Task details:
Find each line holding "much" and copy it out.

Records:
START

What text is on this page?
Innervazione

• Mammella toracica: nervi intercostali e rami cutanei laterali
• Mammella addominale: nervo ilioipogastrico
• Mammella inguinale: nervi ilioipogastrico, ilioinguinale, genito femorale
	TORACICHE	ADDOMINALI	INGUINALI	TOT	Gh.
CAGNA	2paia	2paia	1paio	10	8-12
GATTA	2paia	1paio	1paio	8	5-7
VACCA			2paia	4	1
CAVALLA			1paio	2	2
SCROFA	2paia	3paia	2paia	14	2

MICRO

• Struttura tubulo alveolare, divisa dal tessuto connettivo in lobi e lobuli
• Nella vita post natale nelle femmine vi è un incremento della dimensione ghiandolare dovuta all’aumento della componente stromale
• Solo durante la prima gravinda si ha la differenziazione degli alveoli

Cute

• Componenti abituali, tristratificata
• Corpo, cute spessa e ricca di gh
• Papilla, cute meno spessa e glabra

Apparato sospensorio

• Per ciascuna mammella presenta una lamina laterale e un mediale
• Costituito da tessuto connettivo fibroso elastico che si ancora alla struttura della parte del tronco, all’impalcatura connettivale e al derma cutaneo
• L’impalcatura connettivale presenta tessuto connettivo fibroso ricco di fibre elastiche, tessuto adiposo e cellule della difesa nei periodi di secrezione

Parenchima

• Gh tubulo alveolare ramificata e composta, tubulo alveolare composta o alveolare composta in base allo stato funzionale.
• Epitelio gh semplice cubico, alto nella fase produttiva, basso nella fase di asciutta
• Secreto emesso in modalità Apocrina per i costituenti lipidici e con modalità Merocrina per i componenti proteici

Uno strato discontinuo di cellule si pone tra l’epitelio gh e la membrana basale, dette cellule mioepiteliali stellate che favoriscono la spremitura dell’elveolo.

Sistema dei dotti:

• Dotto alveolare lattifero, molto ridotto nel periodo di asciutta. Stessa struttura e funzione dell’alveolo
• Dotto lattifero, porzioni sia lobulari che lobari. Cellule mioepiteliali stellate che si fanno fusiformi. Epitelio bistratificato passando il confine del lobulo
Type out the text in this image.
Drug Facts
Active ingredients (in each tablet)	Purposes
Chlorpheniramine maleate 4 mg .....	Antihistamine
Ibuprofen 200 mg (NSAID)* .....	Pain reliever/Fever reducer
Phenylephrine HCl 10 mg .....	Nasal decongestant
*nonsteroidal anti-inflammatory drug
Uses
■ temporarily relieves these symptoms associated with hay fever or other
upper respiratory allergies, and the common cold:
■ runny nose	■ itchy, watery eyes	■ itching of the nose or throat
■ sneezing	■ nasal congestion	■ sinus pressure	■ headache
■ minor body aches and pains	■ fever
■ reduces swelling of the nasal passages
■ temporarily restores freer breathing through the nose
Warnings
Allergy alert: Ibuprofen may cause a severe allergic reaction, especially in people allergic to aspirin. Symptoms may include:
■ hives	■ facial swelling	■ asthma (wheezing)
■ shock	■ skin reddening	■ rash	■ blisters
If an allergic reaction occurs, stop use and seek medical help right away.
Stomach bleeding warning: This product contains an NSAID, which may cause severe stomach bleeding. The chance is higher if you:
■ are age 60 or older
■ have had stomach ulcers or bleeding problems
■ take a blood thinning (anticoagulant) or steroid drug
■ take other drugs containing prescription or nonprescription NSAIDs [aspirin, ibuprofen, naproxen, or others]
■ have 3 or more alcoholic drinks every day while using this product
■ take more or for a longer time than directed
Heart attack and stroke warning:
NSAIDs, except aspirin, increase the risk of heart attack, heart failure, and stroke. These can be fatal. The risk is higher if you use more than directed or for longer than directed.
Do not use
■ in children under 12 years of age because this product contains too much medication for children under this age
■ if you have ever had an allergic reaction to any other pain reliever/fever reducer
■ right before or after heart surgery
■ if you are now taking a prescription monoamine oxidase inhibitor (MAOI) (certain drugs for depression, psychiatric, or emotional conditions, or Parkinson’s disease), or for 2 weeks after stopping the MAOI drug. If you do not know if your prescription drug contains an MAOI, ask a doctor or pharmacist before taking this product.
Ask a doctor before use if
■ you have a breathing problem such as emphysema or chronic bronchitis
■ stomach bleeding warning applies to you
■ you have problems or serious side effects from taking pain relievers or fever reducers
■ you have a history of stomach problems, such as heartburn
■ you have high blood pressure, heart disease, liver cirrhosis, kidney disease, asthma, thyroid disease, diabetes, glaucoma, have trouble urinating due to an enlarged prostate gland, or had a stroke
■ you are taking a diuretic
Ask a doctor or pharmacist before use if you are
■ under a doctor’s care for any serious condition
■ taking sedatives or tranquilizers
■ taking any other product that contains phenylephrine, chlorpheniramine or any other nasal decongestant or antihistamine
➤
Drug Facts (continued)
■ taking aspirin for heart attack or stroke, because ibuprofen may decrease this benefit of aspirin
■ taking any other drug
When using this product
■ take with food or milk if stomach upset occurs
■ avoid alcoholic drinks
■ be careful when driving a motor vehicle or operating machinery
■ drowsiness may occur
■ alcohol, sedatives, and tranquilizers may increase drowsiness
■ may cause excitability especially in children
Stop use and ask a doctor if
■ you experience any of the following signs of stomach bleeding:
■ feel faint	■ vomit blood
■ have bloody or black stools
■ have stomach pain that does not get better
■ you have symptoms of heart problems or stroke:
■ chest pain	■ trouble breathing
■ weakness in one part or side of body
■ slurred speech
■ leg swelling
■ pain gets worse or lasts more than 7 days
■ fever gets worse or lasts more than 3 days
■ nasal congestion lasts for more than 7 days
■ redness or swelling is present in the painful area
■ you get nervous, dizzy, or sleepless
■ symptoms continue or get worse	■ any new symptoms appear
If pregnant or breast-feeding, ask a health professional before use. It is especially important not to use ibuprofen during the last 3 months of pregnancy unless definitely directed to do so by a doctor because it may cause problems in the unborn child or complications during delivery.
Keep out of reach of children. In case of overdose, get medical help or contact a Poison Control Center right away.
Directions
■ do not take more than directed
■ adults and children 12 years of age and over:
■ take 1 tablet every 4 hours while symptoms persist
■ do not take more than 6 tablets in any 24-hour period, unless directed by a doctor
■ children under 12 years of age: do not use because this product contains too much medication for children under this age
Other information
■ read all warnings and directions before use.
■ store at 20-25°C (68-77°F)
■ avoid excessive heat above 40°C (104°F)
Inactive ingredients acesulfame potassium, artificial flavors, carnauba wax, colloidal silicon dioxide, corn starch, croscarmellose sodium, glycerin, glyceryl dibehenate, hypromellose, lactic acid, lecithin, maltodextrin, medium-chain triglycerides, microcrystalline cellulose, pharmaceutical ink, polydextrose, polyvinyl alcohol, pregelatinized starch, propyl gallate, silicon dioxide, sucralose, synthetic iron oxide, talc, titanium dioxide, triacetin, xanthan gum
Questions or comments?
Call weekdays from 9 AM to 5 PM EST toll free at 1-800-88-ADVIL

END

Exercise response:
■ in children under 12 years of age because this product contains too much medication for children under this age
■ children under 12 years of age: do not use because this product contains too much medication for children under this age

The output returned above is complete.